* Aim of the exercise *
Skip the pictures. Reproduce all other material exactly.
=-=-=
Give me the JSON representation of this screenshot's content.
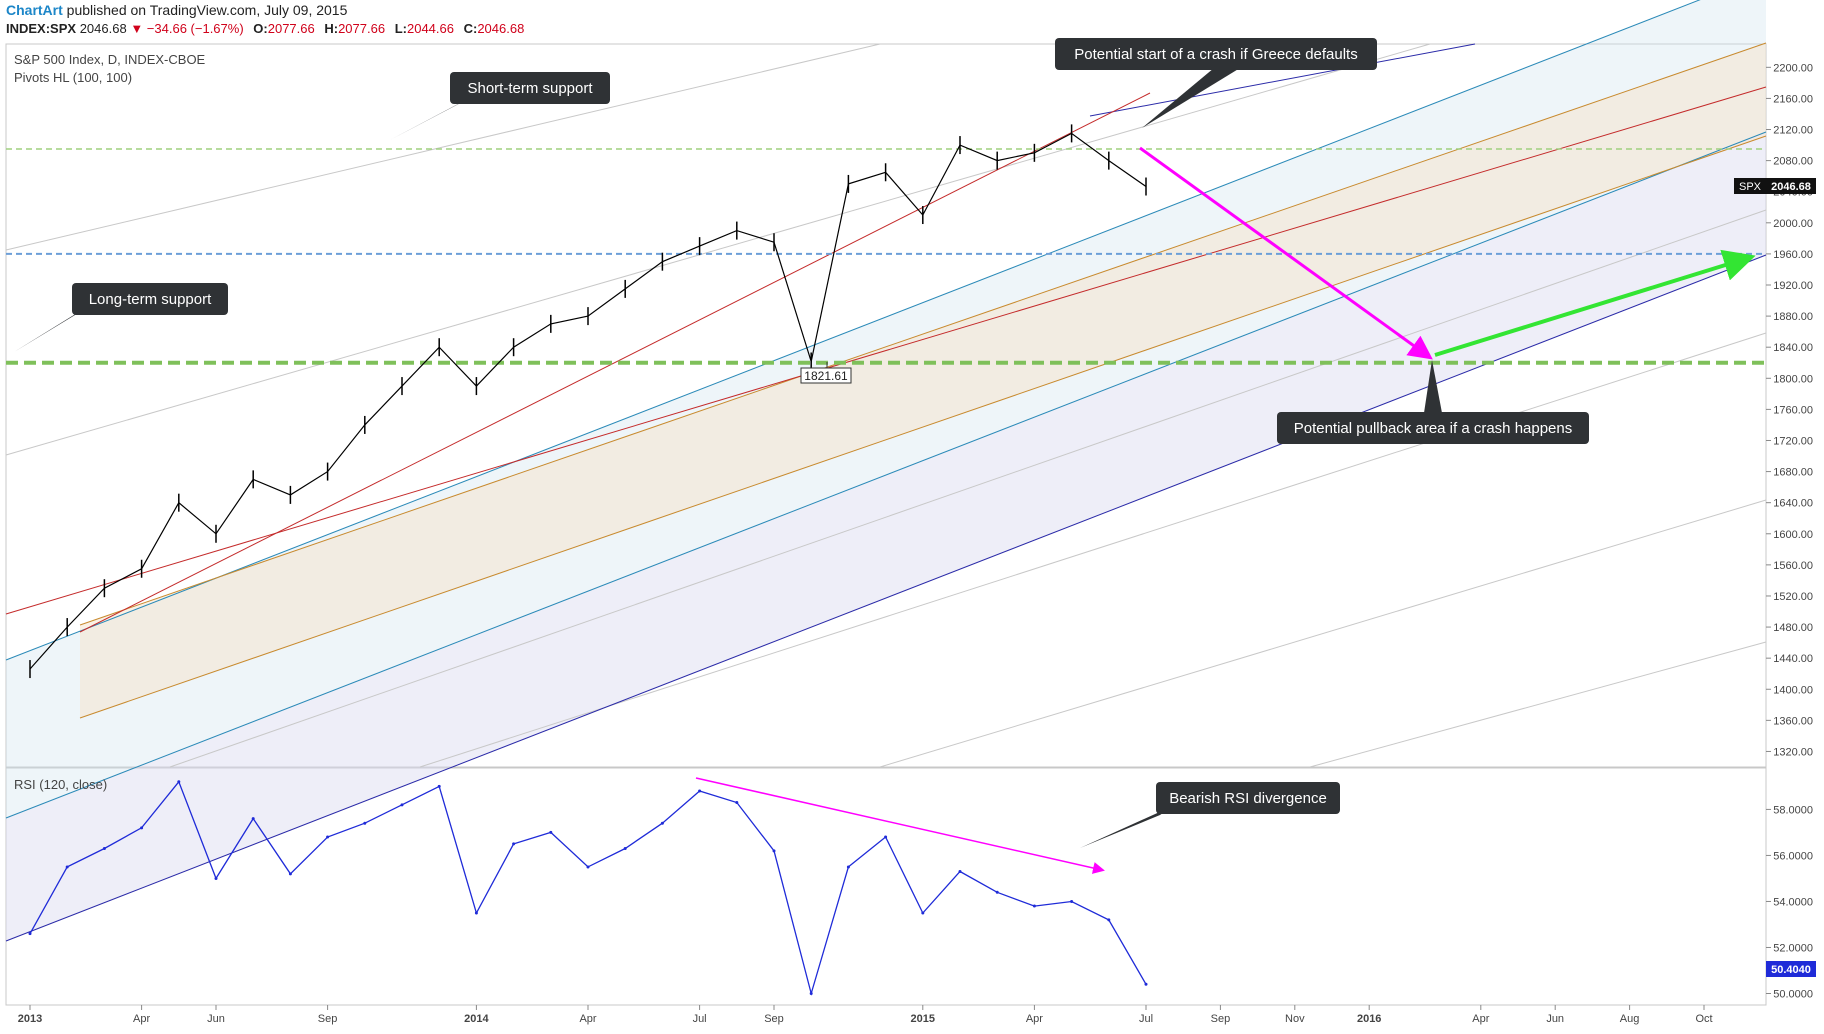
{
  "header": {
    "brand": "ChartArt",
    "published": "published on TradingView.com, July 09, 2015",
    "symbol": "INDEX:SPX",
    "last": "2046.68",
    "change": "▼ −34.66 (−1.67%)",
    "o_label": "O:",
    "o_value": "2077.66",
    "h_label": "H:",
    "h_value": "2077.66",
    "l_label": "L:",
    "l_value": "2044.66",
    "c_label": "C:",
    "c_value": "2046.68"
  },
  "legend": {
    "main_title": "S&P 500 Index, D, INDEX-CBOE",
    "indicator": "Pivots HL (100, 100)",
    "rsi": "RSI (120, close)"
  },
  "annotations": {
    "short_term": "Short-term support",
    "long_term": "Long-term support",
    "crash_start": "Potential start of a crash if Greece defaults",
    "pullback": "Potential pullback area if a crash happens",
    "rsi_div": "Bearish RSI divergence",
    "low_label": "1821.61",
    "price_tag_sym": "SPX",
    "price_tag_val": "2046.68",
    "rsi_tag_val": "50.4040"
  },
  "colors": {
    "candles": "#000000",
    "rsi_line": "#1f2bd8",
    "magenta": "#ff00ff",
    "green_arrow": "#33e533",
    "support_green": "#7fc05a",
    "support_blue": "#6c9fd8",
    "channel_red": "#c42b2b",
    "channel_orange": "#c88a2e",
    "channel_teal": "#2b8ab8",
    "channel_navy": "#2b2ba8"
  },
  "chart_data": [
    {
      "type": "line",
      "title": "S&P 500 Index, D, INDEX-CBOE",
      "ylim": [
        1300,
        2230
      ],
      "y_ticks": [
        2200,
        2160,
        2120,
        2080,
        2040,
        2000,
        1960,
        1920,
        1880,
        1840,
        1800,
        1760,
        1720,
        1680,
        1640,
        1600,
        1560,
        1520,
        1480,
        1440,
        1400,
        1360,
        1320
      ],
      "x_ticks": [
        "2013",
        "Apr",
        "Jun",
        "Sep",
        "2014",
        "Apr",
        "Jul",
        "Sep",
        "2015",
        "Apr",
        "Jul",
        "Sep",
        "Nov",
        "2016",
        "Apr",
        "Jun",
        "Aug",
        "Oct"
      ],
      "series": [
        {
          "x": [
            "2013-01",
            "2013-02",
            "2013-03",
            "2013-04",
            "2013-05",
            "2013-06",
            "2013-07",
            "2013-08",
            "2013-09",
            "2013-10",
            "2013-11",
            "2013-12",
            "2014-01",
            "2014-02",
            "2014-03",
            "2014-04",
            "2014-05",
            "2014-06",
            "2014-07",
            "2014-08",
            "2014-09",
            "2014-10",
            "2014-11",
            "2014-12",
            "2015-01",
            "2015-02",
            "2015-03",
            "2015-04",
            "2015-05",
            "2015-06",
            "2015-07"
          ],
          "values": [
            1426,
            1480,
            1530,
            1555,
            1640,
            1600,
            1670,
            1650,
            1680,
            1740,
            1790,
            1840,
            1790,
            1840,
            1870,
            1880,
            1915,
            1950,
            1970,
            1990,
            1975,
            1821.61,
            2050,
            2065,
            2010,
            2100,
            2080,
            2090,
            2115,
            2080,
            2046.68
          ]
        }
      ],
      "levels": {
        "short_term_support": 2095,
        "blue_support": 1960,
        "long_term_support": 1820
      },
      "last_close": 2046.68,
      "annotated_low": 1821.61
    },
    {
      "type": "line",
      "title": "RSI (120, close)",
      "ylim": [
        49.5,
        59.8
      ],
      "y_ticks": [
        58.0,
        56.0,
        54.0,
        52.0,
        50.0
      ],
      "series": [
        {
          "x": [
            "2013-01",
            "2013-02",
            "2013-03",
            "2013-04",
            "2013-05",
            "2013-06",
            "2013-07",
            "2013-08",
            "2013-09",
            "2013-10",
            "2013-11",
            "2013-12",
            "2014-01",
            "2014-02",
            "2014-03",
            "2014-04",
            "2014-05",
            "2014-06",
            "2014-07",
            "2014-08",
            "2014-09",
            "2014-10",
            "2014-11",
            "2014-12",
            "2015-01",
            "2015-02",
            "2015-03",
            "2015-04",
            "2015-05",
            "2015-06",
            "2015-07"
          ],
          "values": [
            52.6,
            55.5,
            56.3,
            57.2,
            59.2,
            55.0,
            57.6,
            55.2,
            56.8,
            57.4,
            58.2,
            59.0,
            53.5,
            56.5,
            57.0,
            55.5,
            56.3,
            57.4,
            58.8,
            58.3,
            56.2,
            50.0,
            55.5,
            56.8,
            53.5,
            55.3,
            54.4,
            53.8,
            54.0,
            53.2,
            50.4
          ]
        }
      ],
      "last_value": 50.404
    }
  ]
}
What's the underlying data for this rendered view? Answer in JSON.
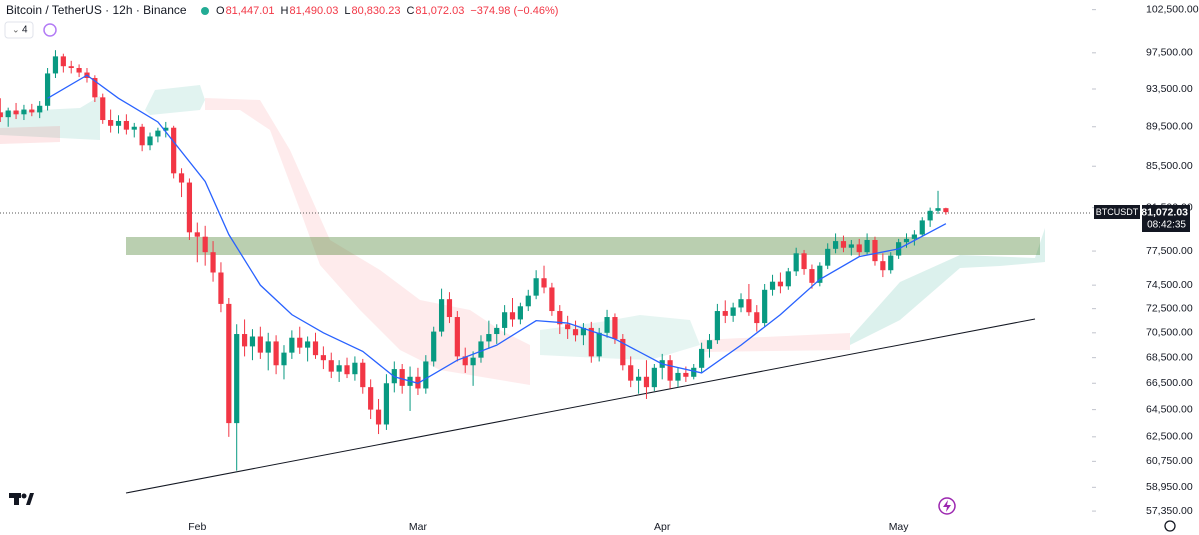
=-=-=
* Result *
Give me the JSON representation of this screenshot's content.
{
  "header": {
    "brand": "ChartArt",
    "published": "published on TradingView.com, July 09, 2015",
    "symbol": "INDEX:SPX",
    "last": "2046.68",
    "change": "▼ −34.66 (−1.67%)",
    "o_label": "O:",
    "o_value": "2077.66",
    "h_label": "H:",
    "h_value": "2077.66",
    "l_label": "L:",
    "l_value": "2044.66",
    "c_label": "C:",
    "c_value": "2046.68"
  },
  "legend": {
    "main_title": "S&P 500 Index, D, INDEX-CBOE",
    "indicator": "Pivots HL (100, 100)",
    "rsi": "RSI (120, close)"
  },
  "annotations": {
    "short_term": "Short-term support",
    "long_term": "Long-term support",
    "crash_start": "Potential start of a crash if Greece defaults",
    "pullback": "Potential pullback area if a crash happens",
    "rsi_div": "Bearish RSI divergence",
    "low_label": "1821.61",
    "price_tag_sym": "SPX",
    "price_tag_val": "2046.68",
    "rsi_tag_val": "50.4040"
  },
  "colors": {
    "candles": "#000000",
    "rsi_line": "#1f2bd8",
    "magenta": "#ff00ff",
    "green_arrow": "#33e533",
    "support_green": "#7fc05a",
    "support_blue": "#6c9fd8",
    "channel_red": "#c42b2b",
    "channel_orange": "#c88a2e",
    "channel_teal": "#2b8ab8",
    "channel_navy": "#2b2ba8"
  },
  "chart_data": [
    {
      "type": "line",
      "title": "S&P 500 Index, D, INDEX-CBOE",
      "ylim": [
        1300,
        2230
      ],
      "y_ticks": [
        2200,
        2160,
        2120,
        2080,
        2040,
        2000,
        1960,
        1920,
        1880,
        1840,
        1800,
        1760,
        1720,
        1680,
        1640,
        1600,
        1560,
        1520,
        1480,
        1440,
        1400,
        1360,
        1320
      ],
      "x_ticks": [
        "2013",
        "Apr",
        "Jun",
        "Sep",
        "2014",
        "Apr",
        "Jul",
        "Sep",
        "2015",
        "Apr",
        "Jul",
        "Sep",
        "Nov",
        "2016",
        "Apr",
        "Jun",
        "Aug",
        "Oct"
      ],
      "series": [
        {
          "x": [
            "2013-01",
            "2013-02",
            "2013-03",
            "2013-04",
            "2013-05",
            "2013-06",
            "2013-07",
            "2013-08",
            "2013-09",
            "2013-10",
            "2013-11",
            "2013-12",
            "2014-01",
            "2014-02",
            "2014-03",
            "2014-04",
            "2014-05",
            "2014-06",
            "2014-07",
            "2014-08",
            "2014-09",
            "2014-10",
            "2014-11",
            "2014-12",
            "2015-01",
            "2015-02",
            "2015-03",
            "2015-04",
            "2015-05",
            "2015-06",
            "2015-07"
          ],
          "values": [
            1426,
            1480,
            1530,
            1555,
            1640,
            1600,
            1670,
            1650,
            1680,
            1740,
            1790,
            1840,
            1790,
            1840,
            1870,
            1880,
            1915,
            1950,
            1970,
            1990,
            1975,
            1821.61,
            2050,
            2065,
            2010,
            2100,
            2080,
            2090,
            2115,
            2080,
            2046.68
          ]
        }
      ],
      "levels": {
        "short_term_support": 2095,
        "blue_support": 1960,
        "long_term_support": 1820
      },
      "last_close": 2046.68,
      "annotated_low": 1821.61
    },
    {
      "type": "line",
      "title": "RSI (120, close)",
      "ylim": [
        49.5,
        59.8
      ],
      "y_ticks": [
        58.0,
        56.0,
        54.0,
        52.0,
        50.0
      ],
      "series": [
        {
          "x": [
            "2013-01",
            "2013-02",
            "2013-03",
            "2013-04",
            "2013-05",
            "2013-06",
            "2013-07",
            "2013-08",
            "2013-09",
            "2013-10",
            "2013-11",
            "2013-12",
            "2014-01",
            "2014-02",
            "2014-03",
            "2014-04",
            "2014-05",
            "2014-06",
            "2014-07",
            "2014-08",
            "2014-09",
            "2014-10",
            "2014-11",
            "2014-12",
            "2015-01",
            "2015-02",
            "2015-03",
            "2015-04",
            "2015-05",
            "2015-06",
            "2015-07"
          ],
          "values": [
            52.6,
            55.5,
            56.3,
            57.2,
            59.2,
            55.0,
            57.6,
            55.2,
            56.8,
            57.4,
            58.2,
            59.0,
            53.5,
            56.5,
            57.0,
            55.5,
            56.3,
            57.4,
            58.8,
            58.3,
            56.2,
            50.0,
            55.5,
            56.8,
            53.5,
            55.3,
            54.4,
            53.8,
            54.0,
            53.2,
            50.4
          ]
        }
      ],
      "last_value": 50.404
    }
  ]
}
What's the underlying data for this rendered view? Answer in JSON.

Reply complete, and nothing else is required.